• **What this task involves**
Please write the listing below out again exactly, leaving every picture behind.

[Entries taken from a collection]
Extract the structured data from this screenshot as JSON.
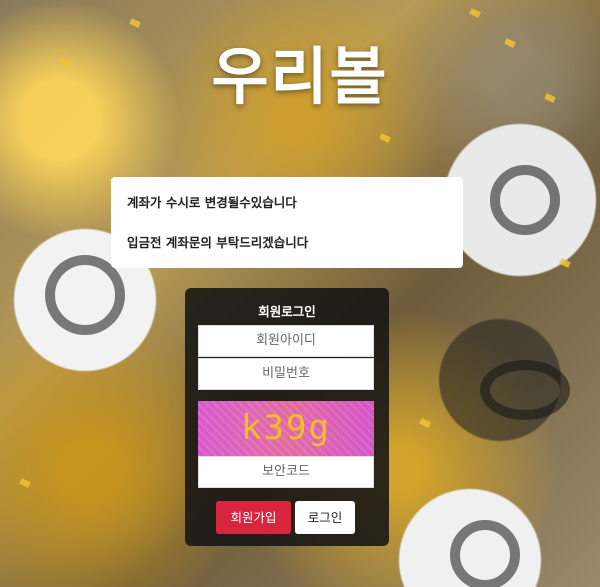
{
  "logo": {
    "text": "우리볼"
  },
  "notice": {
    "line1": "계좌가 수시로 변경될수있습니다",
    "line2": "입금전 계좌문의 부탁드리겠습니다"
  },
  "login": {
    "title": "회원로그인",
    "id_placeholder": "회원아이디",
    "password_placeholder": "비밀번호",
    "captcha_text": "k39g",
    "captcha_placeholder": "보안코드",
    "join_label": "회원가입",
    "login_label": "로그인"
  },
  "colors": {
    "join_button": "#d9263f",
    "panel": "#141414",
    "captcha_bg": "#d85ad0",
    "captcha_text": "#f0c020"
  }
}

• **The response**
Extract the structured data from this screenshot as JSON.
{
  "logo": {
    "text": "우리볼"
  },
  "notice": {
    "line1": "계좌가 수시로 변경될수있습니다",
    "line2": "입금전 계좌문의 부탁드리겠습니다"
  },
  "login": {
    "title": "회원로그인",
    "id_placeholder": "회원아이디",
    "password_placeholder": "비밀번호",
    "captcha_text": "k39g",
    "captcha_placeholder": "보안코드",
    "join_label": "회원가입",
    "login_label": "로그인"
  },
  "colors": {
    "join_button": "#d9263f",
    "panel": "#141414",
    "captcha_bg": "#d85ad0",
    "captcha_text": "#f0c020"
  }
}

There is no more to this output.